-- Start of PROVIDED ENTRIES --

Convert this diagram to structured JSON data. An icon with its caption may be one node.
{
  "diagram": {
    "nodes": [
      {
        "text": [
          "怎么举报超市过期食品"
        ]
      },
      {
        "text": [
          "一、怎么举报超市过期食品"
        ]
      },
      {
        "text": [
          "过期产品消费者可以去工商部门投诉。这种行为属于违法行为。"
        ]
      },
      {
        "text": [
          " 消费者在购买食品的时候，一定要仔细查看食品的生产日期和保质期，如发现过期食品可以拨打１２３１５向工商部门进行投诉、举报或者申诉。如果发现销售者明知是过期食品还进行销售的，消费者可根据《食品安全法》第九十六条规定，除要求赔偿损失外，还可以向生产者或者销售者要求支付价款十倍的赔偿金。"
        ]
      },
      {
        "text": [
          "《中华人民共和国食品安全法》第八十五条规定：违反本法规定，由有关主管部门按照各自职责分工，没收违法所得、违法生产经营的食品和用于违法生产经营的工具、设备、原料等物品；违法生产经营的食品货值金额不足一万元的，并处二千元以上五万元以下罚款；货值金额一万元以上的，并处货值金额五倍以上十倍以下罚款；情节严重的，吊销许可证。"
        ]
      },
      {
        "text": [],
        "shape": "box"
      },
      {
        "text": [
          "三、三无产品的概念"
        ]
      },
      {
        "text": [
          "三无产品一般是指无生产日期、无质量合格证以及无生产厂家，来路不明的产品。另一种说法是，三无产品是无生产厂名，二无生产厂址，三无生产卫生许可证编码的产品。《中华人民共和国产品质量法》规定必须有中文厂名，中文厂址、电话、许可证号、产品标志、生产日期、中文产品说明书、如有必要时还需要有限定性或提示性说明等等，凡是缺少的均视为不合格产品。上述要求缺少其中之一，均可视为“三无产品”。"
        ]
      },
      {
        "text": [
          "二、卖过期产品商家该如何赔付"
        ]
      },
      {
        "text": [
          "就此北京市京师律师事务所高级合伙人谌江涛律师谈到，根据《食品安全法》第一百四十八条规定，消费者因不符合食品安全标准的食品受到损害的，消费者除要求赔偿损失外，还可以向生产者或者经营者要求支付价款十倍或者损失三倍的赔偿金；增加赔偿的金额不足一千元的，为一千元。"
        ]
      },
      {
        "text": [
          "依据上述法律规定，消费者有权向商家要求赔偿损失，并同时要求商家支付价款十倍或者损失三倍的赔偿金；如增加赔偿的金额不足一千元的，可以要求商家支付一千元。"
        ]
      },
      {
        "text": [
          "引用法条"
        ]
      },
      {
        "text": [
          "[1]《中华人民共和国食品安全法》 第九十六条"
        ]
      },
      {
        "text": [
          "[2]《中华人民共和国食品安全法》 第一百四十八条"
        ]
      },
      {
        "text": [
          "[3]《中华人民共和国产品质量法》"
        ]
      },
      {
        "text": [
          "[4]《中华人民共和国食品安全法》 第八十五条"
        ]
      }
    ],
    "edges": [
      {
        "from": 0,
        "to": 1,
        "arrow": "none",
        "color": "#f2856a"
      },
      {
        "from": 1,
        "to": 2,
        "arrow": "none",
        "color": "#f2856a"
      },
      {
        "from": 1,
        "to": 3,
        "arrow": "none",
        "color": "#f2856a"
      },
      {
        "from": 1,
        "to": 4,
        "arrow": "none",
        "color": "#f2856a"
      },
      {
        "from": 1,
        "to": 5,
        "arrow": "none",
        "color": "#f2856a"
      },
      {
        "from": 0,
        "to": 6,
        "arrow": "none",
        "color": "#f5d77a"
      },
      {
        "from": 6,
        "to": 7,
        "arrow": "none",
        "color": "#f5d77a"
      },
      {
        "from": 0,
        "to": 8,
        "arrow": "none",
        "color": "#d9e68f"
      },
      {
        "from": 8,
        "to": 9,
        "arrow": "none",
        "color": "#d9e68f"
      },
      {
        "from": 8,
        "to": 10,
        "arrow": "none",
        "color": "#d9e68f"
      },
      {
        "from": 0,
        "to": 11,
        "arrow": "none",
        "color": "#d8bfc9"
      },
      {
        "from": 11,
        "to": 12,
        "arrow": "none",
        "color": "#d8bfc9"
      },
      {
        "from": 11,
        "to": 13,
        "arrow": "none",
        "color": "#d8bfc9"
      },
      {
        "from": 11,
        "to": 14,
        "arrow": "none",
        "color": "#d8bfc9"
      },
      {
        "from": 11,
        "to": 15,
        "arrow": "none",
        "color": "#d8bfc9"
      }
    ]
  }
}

-- End of PROVIDED ENTRIES --

Take every line from the data that contains the word "diagram".

Convert this diagram to structured JSON data. An icon with its caption may be one node.
  "diagram": {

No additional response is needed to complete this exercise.